*DESCRIPTION OF THE TASK*. The answer should be a single number: how many lines of the entries below hold the word "Mardi".

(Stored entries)
==============================

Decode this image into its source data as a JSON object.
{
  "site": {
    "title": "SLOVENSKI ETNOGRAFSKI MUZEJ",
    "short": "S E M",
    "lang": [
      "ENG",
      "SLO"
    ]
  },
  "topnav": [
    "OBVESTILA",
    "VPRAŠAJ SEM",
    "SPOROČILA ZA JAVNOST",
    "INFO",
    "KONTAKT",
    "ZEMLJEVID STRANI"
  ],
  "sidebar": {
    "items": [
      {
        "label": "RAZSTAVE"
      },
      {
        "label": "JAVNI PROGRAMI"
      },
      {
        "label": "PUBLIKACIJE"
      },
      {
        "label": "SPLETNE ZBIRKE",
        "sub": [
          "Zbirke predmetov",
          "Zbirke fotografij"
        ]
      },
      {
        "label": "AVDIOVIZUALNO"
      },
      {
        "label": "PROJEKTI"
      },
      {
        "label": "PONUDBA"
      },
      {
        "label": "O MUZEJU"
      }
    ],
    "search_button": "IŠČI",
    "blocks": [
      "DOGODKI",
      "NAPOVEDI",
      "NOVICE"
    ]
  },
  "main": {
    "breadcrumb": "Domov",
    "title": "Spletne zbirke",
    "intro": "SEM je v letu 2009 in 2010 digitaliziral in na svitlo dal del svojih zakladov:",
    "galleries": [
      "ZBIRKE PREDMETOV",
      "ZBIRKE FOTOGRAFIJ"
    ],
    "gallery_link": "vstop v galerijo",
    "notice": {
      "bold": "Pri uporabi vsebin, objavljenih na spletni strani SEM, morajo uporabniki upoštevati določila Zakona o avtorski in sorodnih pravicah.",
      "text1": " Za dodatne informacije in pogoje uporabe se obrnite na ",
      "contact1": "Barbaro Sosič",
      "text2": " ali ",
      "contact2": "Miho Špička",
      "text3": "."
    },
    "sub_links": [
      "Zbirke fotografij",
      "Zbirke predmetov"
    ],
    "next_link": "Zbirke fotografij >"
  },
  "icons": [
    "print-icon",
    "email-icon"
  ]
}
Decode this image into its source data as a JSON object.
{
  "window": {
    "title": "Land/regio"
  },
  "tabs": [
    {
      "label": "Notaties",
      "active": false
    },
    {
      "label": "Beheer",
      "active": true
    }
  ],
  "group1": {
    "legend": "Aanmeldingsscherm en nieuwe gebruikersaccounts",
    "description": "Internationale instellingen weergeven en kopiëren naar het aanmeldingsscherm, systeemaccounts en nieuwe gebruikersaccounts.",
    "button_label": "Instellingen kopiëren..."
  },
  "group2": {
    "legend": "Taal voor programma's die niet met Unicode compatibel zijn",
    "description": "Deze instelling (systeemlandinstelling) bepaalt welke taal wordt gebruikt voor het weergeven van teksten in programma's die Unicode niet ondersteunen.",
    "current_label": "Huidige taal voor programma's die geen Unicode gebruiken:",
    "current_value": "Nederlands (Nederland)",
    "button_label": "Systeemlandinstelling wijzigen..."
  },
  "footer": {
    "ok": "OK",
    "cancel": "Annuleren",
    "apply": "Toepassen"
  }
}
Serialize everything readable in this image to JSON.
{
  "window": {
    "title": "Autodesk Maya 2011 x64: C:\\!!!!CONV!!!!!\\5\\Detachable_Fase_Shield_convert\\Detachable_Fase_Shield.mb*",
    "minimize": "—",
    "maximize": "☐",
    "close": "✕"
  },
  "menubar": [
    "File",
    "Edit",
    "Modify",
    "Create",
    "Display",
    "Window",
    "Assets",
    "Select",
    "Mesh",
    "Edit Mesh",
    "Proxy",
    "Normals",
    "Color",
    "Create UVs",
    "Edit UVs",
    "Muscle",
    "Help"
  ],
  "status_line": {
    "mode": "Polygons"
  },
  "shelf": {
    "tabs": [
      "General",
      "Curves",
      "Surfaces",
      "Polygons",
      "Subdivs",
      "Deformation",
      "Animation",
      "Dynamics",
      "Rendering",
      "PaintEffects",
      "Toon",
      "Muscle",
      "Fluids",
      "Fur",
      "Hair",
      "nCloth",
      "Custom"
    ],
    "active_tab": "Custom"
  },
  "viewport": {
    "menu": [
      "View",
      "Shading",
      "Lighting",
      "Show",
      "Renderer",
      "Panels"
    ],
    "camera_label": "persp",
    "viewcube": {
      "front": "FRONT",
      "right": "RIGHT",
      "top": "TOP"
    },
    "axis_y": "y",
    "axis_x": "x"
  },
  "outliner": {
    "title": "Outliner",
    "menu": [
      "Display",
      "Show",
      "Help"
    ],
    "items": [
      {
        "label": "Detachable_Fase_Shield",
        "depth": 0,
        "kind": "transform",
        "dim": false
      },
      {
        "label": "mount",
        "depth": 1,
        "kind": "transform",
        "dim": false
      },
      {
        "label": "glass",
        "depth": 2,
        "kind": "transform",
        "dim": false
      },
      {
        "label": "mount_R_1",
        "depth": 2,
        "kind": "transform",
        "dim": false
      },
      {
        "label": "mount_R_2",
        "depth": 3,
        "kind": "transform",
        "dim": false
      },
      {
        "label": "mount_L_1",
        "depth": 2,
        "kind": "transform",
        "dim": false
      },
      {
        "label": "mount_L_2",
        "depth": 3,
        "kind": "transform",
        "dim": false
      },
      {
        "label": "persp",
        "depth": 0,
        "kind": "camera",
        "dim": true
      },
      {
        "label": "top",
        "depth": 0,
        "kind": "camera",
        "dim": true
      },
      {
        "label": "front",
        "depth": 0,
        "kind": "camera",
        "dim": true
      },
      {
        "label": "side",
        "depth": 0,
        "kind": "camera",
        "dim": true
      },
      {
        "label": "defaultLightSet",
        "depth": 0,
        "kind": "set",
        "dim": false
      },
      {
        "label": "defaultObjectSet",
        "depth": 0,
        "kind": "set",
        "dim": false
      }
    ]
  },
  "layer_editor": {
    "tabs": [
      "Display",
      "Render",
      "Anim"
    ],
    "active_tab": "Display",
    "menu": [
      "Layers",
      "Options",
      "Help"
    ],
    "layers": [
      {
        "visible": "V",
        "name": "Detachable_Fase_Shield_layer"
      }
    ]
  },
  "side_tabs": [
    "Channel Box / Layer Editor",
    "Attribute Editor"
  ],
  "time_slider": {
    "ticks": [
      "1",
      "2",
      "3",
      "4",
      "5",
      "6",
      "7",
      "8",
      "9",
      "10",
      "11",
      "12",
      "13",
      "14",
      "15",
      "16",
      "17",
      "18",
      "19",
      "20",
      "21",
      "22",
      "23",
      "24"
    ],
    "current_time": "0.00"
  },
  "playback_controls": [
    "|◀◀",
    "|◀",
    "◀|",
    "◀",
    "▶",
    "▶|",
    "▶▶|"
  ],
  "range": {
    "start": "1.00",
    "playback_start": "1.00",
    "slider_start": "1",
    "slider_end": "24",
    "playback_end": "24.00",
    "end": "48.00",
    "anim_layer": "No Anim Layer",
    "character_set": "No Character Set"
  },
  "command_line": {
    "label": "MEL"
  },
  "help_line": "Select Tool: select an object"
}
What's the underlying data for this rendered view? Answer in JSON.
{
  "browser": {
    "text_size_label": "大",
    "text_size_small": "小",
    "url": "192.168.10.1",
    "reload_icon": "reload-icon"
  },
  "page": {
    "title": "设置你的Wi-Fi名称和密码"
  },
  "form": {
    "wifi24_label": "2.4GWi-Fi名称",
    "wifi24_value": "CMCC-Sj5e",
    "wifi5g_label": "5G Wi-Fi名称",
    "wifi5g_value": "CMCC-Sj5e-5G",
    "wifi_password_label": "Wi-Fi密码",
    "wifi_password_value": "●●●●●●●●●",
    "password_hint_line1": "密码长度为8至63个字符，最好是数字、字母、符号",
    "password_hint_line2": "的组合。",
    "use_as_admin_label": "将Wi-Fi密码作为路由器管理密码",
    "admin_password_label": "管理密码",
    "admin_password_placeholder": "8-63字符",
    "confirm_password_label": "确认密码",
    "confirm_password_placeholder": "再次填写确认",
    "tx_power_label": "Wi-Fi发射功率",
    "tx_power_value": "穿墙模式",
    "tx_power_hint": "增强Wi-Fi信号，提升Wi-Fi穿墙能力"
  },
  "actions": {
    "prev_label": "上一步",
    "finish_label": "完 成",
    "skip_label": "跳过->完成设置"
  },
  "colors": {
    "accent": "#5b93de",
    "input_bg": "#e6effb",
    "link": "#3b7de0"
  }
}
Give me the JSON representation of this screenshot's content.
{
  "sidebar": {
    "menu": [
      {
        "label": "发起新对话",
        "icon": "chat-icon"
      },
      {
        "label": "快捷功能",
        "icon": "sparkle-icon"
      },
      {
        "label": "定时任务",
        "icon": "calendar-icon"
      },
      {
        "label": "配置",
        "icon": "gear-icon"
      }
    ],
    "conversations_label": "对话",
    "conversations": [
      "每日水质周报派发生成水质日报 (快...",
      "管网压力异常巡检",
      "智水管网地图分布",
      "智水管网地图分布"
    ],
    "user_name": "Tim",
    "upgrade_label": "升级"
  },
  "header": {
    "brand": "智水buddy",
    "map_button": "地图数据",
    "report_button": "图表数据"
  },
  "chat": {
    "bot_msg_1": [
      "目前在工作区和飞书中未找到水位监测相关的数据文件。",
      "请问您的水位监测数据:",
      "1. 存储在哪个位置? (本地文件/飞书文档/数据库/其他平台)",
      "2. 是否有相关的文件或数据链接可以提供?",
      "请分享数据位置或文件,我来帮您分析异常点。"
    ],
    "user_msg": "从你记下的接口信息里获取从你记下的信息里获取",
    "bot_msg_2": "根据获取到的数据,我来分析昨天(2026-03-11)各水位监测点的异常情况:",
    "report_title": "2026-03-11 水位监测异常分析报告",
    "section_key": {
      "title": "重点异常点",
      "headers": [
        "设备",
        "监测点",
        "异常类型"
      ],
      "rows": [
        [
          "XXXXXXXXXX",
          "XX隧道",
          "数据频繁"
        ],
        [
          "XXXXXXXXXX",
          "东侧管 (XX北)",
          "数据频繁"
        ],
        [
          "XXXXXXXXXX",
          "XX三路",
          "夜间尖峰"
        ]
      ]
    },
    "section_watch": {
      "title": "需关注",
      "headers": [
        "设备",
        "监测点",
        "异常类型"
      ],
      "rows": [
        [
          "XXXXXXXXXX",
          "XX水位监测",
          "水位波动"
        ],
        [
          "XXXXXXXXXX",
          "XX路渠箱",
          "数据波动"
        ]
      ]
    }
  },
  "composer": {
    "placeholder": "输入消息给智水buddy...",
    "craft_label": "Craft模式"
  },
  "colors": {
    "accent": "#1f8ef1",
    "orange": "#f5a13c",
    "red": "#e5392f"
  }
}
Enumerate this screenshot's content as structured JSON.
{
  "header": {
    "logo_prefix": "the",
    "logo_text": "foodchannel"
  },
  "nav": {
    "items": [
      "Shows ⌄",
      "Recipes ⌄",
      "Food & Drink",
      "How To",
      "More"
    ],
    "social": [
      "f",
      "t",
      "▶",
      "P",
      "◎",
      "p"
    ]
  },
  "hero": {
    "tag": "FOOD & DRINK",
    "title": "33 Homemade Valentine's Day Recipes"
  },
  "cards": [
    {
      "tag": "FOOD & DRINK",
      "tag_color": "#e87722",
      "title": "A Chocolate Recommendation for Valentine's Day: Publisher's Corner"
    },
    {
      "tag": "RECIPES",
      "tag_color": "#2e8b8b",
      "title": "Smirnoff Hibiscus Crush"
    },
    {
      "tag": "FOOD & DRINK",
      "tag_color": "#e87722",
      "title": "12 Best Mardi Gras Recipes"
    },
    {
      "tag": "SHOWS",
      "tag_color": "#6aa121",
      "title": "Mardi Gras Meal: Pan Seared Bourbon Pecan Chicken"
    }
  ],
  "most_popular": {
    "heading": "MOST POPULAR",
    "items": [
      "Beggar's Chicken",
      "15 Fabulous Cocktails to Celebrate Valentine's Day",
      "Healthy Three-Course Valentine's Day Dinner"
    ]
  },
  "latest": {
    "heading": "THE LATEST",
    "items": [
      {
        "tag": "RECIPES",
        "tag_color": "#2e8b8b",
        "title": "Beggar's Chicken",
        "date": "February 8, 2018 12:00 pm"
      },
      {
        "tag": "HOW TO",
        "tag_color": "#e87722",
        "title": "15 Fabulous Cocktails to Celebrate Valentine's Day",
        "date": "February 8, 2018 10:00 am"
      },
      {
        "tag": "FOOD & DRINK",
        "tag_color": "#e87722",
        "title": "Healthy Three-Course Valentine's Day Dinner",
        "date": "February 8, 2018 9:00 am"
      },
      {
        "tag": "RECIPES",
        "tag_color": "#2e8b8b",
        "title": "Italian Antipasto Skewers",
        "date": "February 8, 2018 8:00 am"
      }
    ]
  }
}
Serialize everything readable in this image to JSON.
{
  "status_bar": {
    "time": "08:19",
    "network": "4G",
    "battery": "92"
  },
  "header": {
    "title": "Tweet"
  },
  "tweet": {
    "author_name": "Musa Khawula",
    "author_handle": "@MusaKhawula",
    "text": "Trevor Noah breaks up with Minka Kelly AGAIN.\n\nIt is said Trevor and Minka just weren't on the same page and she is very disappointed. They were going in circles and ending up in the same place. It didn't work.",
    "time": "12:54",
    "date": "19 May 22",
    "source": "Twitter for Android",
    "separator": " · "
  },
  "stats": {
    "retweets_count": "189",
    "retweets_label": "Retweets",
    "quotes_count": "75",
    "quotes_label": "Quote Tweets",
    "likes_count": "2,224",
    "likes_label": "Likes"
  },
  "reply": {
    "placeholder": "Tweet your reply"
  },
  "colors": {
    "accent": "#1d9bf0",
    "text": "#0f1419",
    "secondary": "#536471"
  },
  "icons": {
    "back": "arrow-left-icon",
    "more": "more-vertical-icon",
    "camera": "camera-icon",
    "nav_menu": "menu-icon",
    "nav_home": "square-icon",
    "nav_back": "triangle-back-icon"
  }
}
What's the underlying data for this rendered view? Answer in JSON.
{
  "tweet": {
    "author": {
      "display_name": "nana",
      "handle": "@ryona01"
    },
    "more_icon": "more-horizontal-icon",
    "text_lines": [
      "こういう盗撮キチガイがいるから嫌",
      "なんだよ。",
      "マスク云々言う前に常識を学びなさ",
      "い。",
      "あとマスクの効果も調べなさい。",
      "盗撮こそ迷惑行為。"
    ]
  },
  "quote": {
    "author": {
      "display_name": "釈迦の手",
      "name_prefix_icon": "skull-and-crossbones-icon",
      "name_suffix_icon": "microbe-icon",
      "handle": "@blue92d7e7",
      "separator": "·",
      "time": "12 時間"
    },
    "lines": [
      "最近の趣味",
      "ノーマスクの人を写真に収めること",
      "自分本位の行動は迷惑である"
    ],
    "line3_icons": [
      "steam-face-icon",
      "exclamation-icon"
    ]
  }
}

==============================

*EXPECTED ANSWER*. 2